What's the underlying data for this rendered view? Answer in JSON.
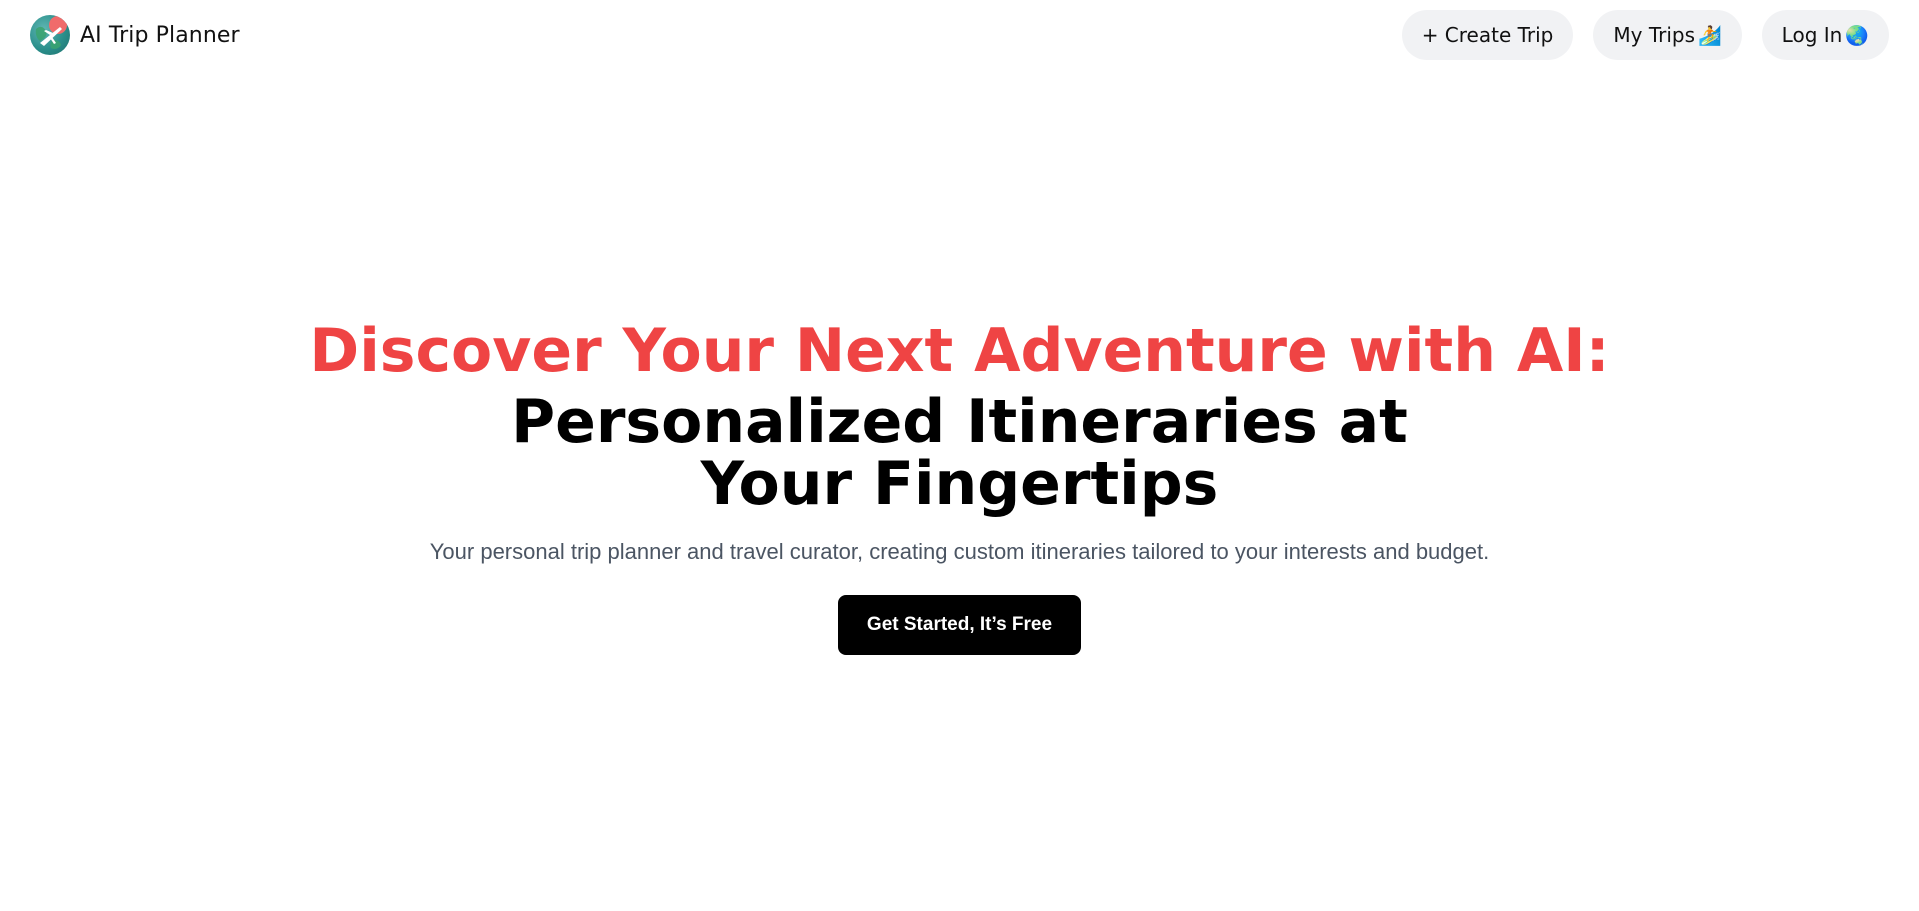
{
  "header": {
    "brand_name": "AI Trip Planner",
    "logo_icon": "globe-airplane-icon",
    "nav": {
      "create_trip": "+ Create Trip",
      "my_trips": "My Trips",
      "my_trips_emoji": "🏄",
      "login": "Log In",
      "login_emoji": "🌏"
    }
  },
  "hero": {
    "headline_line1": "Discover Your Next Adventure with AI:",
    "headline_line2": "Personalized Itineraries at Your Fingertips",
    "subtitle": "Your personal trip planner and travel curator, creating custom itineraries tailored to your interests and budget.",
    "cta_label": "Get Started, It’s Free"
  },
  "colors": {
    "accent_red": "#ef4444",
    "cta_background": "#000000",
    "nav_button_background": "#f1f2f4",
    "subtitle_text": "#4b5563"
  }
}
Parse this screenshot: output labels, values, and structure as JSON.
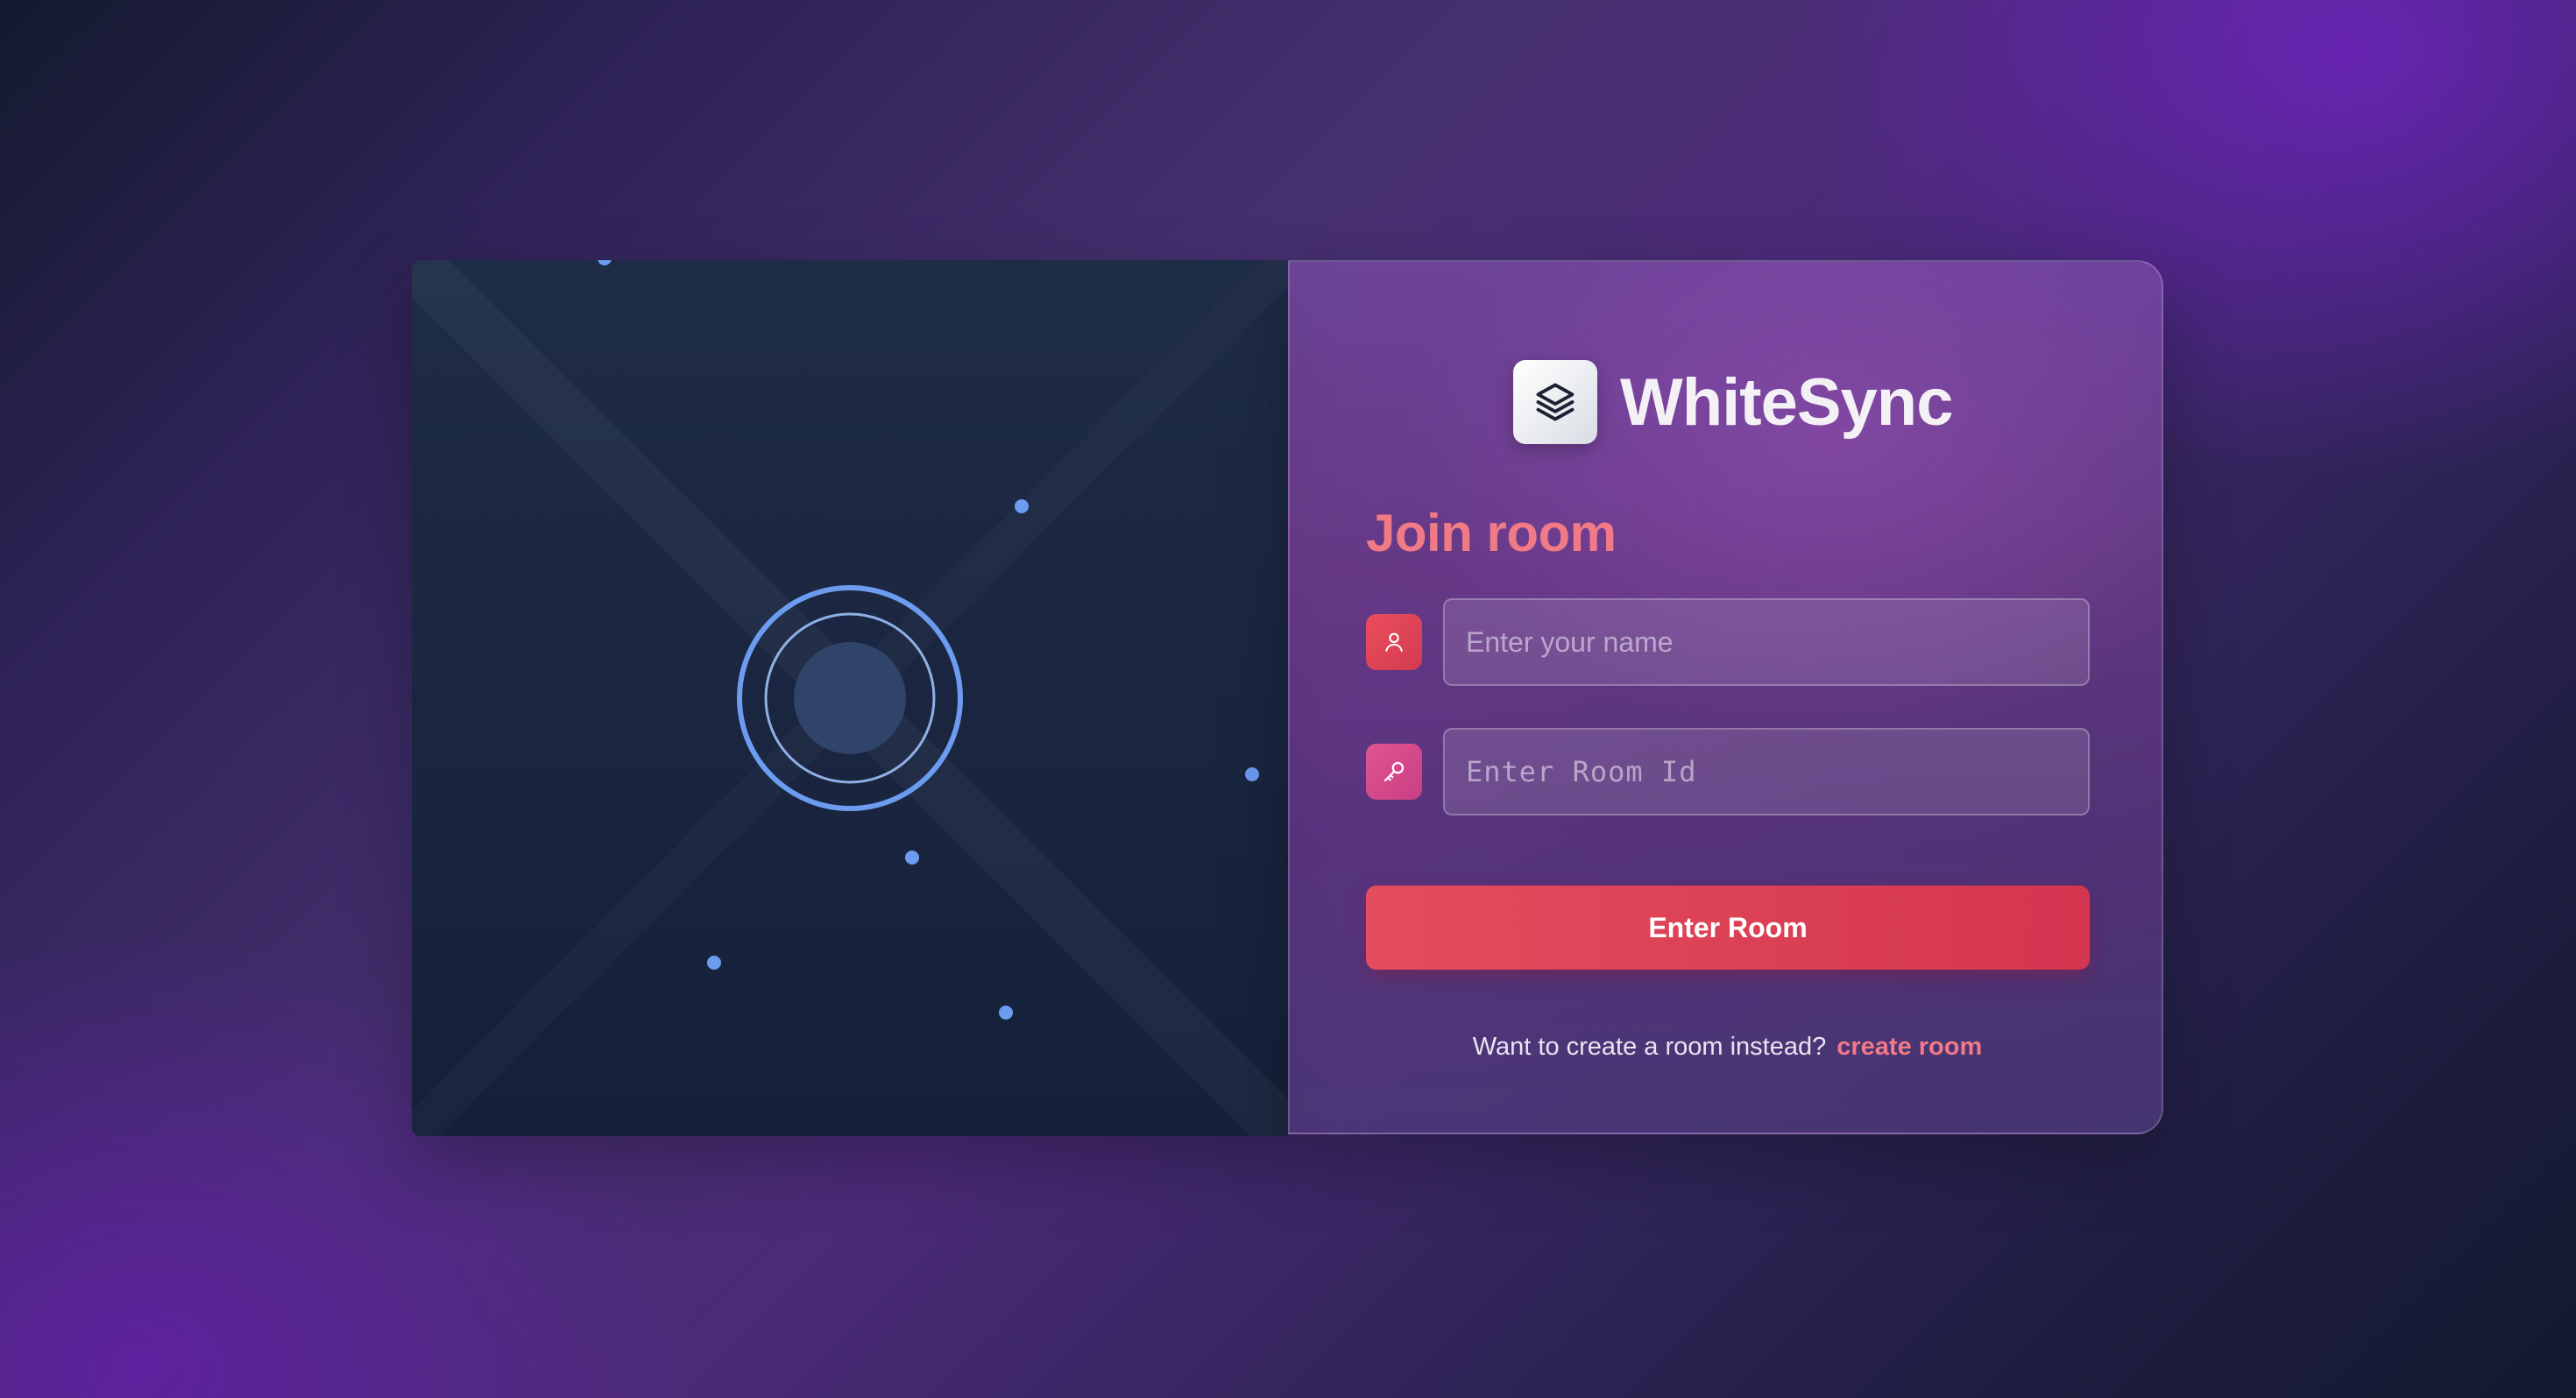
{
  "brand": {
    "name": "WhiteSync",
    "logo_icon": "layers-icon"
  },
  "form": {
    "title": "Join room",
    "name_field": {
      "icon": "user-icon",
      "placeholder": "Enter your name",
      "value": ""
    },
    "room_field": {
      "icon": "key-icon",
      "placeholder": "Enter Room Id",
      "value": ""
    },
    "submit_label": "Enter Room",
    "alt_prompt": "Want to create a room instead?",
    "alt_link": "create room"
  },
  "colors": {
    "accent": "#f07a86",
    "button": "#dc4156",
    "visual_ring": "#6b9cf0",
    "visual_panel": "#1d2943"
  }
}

### [Exercise]
Print all the records again exactly; do not include any picture.

### [Exercise answer]
What's the underlying data for this rendered view? Answer in JSON.
{
  "header": {
    "brand_name": "AI Trip Planner",
    "logo_icon": "globe-airplane-icon",
    "nav": {
      "create_trip": "+ Create Trip",
      "my_trips": "My Trips",
      "my_trips_emoji": "🏄",
      "login": "Log In",
      "login_emoji": "🌏"
    }
  },
  "hero": {
    "headline_line1": "Discover Your Next Adventure with AI:",
    "headline_line2": "Personalized Itineraries at Your Fingertips",
    "subtitle": "Your personal trip planner and travel curator, creating custom itineraries tailored to your interests and budget.",
    "cta_label": "Get Started, It’s Free"
  },
  "colors": {
    "accent_red": "#ef4444",
    "cta_background": "#000000",
    "nav_button_background": "#f1f2f4",
    "subtitle_text": "#4b5563"
  }
}
Parse this screenshot: output labels, values, and structure as JSON.
{
  "brand": {
    "name": "WhiteSync",
    "logo_icon": "layers-icon"
  },
  "form": {
    "title": "Join room",
    "name_field": {
      "icon": "user-icon",
      "placeholder": "Enter your name",
      "value": ""
    },
    "room_field": {
      "icon": "key-icon",
      "placeholder": "Enter Room Id",
      "value": ""
    },
    "submit_label": "Enter Room",
    "alt_prompt": "Want to create a room instead?",
    "alt_link": "create room"
  },
  "colors": {
    "accent": "#f07a86",
    "button": "#dc4156",
    "visual_ring": "#6b9cf0",
    "visual_panel": "#1d2943"
  }
}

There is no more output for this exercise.